▶ _Exercise prompt_
Extract the lines that hold the string "carrier".

»»

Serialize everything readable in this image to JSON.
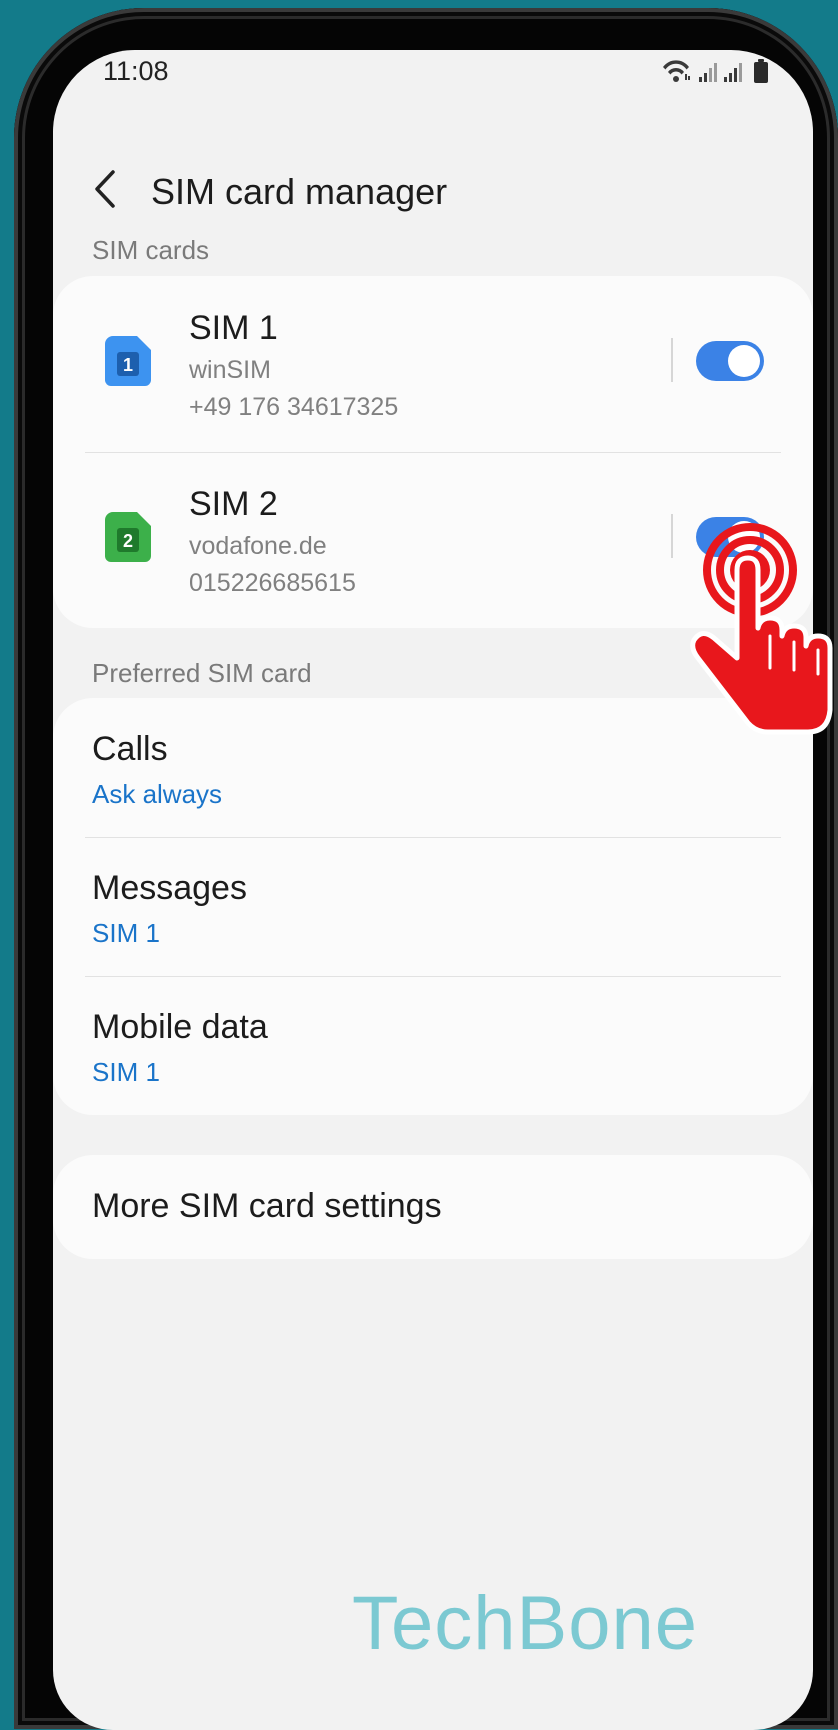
{
  "status_bar": {
    "time": "11:08"
  },
  "app_bar": {
    "title": "SIM card manager"
  },
  "sim_section": {
    "label": "SIM cards",
    "sims": [
      {
        "name": "SIM 1",
        "carrier": "winSIM",
        "number": "+49 176 34617325",
        "icon_label": "1",
        "icon_color": "#3d93f0",
        "enabled": true
      },
      {
        "name": "SIM 2",
        "carrier": "vodafone.de",
        "number": "015226685615",
        "icon_label": "2",
        "icon_color": "#3cb04a",
        "enabled": true
      }
    ]
  },
  "preferred_section": {
    "label": "Preferred SIM card",
    "items": [
      {
        "title": "Calls",
        "value": "Ask always"
      },
      {
        "title": "Messages",
        "value": "SIM 1"
      },
      {
        "title": "Mobile data",
        "value": "SIM 1"
      }
    ]
  },
  "more_settings": {
    "title": "More SIM card settings"
  },
  "watermark": "TechBone",
  "colors": {
    "accent": "#3b82e6",
    "link": "#1a74c9",
    "tap_indicator": "#e8171c"
  }
}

««

▶ _Reply to the exercise_
        "carrier": "winSIM",
        "carrier": "vodafone.de",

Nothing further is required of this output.